- _YOUR TASK_:
Will you give every entry again exactly as it stands?

- _INFORMATION SUPPLIED_:
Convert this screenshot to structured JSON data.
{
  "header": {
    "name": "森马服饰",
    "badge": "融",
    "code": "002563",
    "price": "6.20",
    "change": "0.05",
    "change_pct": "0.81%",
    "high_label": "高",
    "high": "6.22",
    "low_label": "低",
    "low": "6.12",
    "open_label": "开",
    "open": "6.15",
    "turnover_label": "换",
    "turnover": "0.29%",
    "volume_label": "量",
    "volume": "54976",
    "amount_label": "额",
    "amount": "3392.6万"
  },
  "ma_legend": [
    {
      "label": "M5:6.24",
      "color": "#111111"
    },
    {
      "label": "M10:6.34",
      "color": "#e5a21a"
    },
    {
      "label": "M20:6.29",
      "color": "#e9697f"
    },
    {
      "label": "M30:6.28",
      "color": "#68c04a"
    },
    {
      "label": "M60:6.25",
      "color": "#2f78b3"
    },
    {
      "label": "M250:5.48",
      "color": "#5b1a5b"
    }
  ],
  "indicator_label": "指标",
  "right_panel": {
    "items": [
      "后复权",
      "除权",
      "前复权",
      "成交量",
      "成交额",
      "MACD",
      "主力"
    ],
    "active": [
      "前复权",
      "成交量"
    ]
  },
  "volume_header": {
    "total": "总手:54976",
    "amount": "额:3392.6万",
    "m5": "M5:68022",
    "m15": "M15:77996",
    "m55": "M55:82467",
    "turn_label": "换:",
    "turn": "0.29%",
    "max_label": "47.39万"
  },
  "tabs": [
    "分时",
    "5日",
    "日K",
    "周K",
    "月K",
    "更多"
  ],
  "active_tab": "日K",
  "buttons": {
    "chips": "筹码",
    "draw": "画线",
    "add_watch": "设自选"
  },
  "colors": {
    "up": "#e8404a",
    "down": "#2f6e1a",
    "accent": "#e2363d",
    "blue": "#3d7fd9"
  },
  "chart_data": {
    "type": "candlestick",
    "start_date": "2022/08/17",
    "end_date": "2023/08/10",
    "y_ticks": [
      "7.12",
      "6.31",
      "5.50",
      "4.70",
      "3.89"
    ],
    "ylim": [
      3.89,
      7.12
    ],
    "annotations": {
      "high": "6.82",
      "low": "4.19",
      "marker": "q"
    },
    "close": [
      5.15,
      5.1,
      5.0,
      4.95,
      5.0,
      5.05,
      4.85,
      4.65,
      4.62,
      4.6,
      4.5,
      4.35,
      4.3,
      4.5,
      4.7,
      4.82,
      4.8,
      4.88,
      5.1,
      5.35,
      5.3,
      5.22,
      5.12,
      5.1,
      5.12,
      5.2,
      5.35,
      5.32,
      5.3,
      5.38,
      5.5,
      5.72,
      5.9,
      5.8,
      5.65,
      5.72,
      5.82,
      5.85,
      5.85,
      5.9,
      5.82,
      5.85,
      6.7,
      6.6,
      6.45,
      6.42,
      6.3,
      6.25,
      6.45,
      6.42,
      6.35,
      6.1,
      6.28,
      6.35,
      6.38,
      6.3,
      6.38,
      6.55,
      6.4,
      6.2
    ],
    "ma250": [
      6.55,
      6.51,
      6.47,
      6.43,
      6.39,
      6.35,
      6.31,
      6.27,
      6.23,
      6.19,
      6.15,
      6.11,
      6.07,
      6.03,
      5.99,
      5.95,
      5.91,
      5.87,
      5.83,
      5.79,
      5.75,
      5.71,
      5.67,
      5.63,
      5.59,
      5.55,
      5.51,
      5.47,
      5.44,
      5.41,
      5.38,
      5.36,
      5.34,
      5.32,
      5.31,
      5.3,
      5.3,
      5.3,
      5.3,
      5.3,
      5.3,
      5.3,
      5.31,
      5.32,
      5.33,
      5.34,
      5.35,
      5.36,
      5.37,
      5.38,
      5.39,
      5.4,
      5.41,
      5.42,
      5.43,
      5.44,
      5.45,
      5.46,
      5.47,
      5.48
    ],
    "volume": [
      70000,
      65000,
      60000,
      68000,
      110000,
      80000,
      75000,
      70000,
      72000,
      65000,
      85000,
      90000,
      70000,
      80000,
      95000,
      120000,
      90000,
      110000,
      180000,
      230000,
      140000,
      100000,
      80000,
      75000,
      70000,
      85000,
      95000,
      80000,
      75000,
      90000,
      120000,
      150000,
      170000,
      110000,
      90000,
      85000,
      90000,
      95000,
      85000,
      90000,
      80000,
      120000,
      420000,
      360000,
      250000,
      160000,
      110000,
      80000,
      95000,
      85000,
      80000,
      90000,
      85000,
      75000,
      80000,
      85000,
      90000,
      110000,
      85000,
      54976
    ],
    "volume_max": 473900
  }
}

- _THE SOLUTION_:
Convert this screenshot to structured JSON data.
{
  "header": {
    "name": "森马服饰",
    "badge": "融",
    "code": "002563",
    "price": "6.20",
    "change": "0.05",
    "change_pct": "0.81%",
    "high_label": "高",
    "high": "6.22",
    "low_label": "低",
    "low": "6.12",
    "open_label": "开",
    "open": "6.15",
    "turnover_label": "换",
    "turnover": "0.29%",
    "volume_label": "量",
    "volume": "54976",
    "amount_label": "额",
    "amount": "3392.6万"
  },
  "ma_legend": [
    {
      "label": "M5:6.24",
      "color": "#111111"
    },
    {
      "label": "M10:6.34",
      "color": "#e5a21a"
    },
    {
      "label": "M20:6.29",
      "color": "#e9697f"
    },
    {
      "label": "M30:6.28",
      "color": "#68c04a"
    },
    {
      "label": "M60:6.25",
      "color": "#2f78b3"
    },
    {
      "label": "M250:5.48",
      "color": "#5b1a5b"
    }
  ],
  "indicator_label": "指标",
  "right_panel": {
    "items": [
      "后复权",
      "除权",
      "前复权",
      "成交量",
      "成交额",
      "MACD",
      "主力"
    ],
    "active": [
      "前复权",
      "成交量"
    ]
  },
  "volume_header": {
    "total": "总手:54976",
    "amount": "额:3392.6万",
    "m5": "M5:68022",
    "m15": "M15:77996",
    "m55": "M55:82467",
    "turn_label": "换:",
    "turn": "0.29%",
    "max_label": "47.39万"
  },
  "tabs": [
    "分时",
    "5日",
    "日K",
    "周K",
    "月K",
    "更多"
  ],
  "active_tab": "日K",
  "buttons": {
    "chips": "筹码",
    "draw": "画线",
    "add_watch": "设自选"
  },
  "colors": {
    "up": "#e8404a",
    "down": "#2f6e1a",
    "accent": "#e2363d",
    "blue": "#3d7fd9"
  },
  "chart_data": {
    "type": "candlestick",
    "start_date": "2022/08/17",
    "end_date": "2023/08/10",
    "y_ticks": [
      "7.12",
      "6.31",
      "5.50",
      "4.70",
      "3.89"
    ],
    "ylim": [
      3.89,
      7.12
    ],
    "annotations": {
      "high": "6.82",
      "low": "4.19",
      "marker": "q"
    },
    "close": [
      5.15,
      5.1,
      5.0,
      4.95,
      5.0,
      5.05,
      4.85,
      4.65,
      4.62,
      4.6,
      4.5,
      4.35,
      4.3,
      4.5,
      4.7,
      4.82,
      4.8,
      4.88,
      5.1,
      5.35,
      5.3,
      5.22,
      5.12,
      5.1,
      5.12,
      5.2,
      5.35,
      5.32,
      5.3,
      5.38,
      5.5,
      5.72,
      5.9,
      5.8,
      5.65,
      5.72,
      5.82,
      5.85,
      5.85,
      5.9,
      5.82,
      5.85,
      6.7,
      6.6,
      6.45,
      6.42,
      6.3,
      6.25,
      6.45,
      6.42,
      6.35,
      6.1,
      6.28,
      6.35,
      6.38,
      6.3,
      6.38,
      6.55,
      6.4,
      6.2
    ],
    "ma250": [
      6.55,
      6.51,
      6.47,
      6.43,
      6.39,
      6.35,
      6.31,
      6.27,
      6.23,
      6.19,
      6.15,
      6.11,
      6.07,
      6.03,
      5.99,
      5.95,
      5.91,
      5.87,
      5.83,
      5.79,
      5.75,
      5.71,
      5.67,
      5.63,
      5.59,
      5.55,
      5.51,
      5.47,
      5.44,
      5.41,
      5.38,
      5.36,
      5.34,
      5.32,
      5.31,
      5.3,
      5.3,
      5.3,
      5.3,
      5.3,
      5.3,
      5.3,
      5.31,
      5.32,
      5.33,
      5.34,
      5.35,
      5.36,
      5.37,
      5.38,
      5.39,
      5.4,
      5.41,
      5.42,
      5.43,
      5.44,
      5.45,
      5.46,
      5.47,
      5.48
    ],
    "volume": [
      70000,
      65000,
      60000,
      68000,
      110000,
      80000,
      75000,
      70000,
      72000,
      65000,
      85000,
      90000,
      70000,
      80000,
      95000,
      120000,
      90000,
      110000,
      180000,
      230000,
      140000,
      100000,
      80000,
      75000,
      70000,
      85000,
      95000,
      80000,
      75000,
      90000,
      120000,
      150000,
      170000,
      110000,
      90000,
      85000,
      90000,
      95000,
      85000,
      90000,
      80000,
      120000,
      420000,
      360000,
      250000,
      160000,
      110000,
      80000,
      95000,
      85000,
      80000,
      90000,
      85000,
      75000,
      80000,
      85000,
      90000,
      110000,
      85000,
      54976
    ],
    "volume_max": 473900
  }
}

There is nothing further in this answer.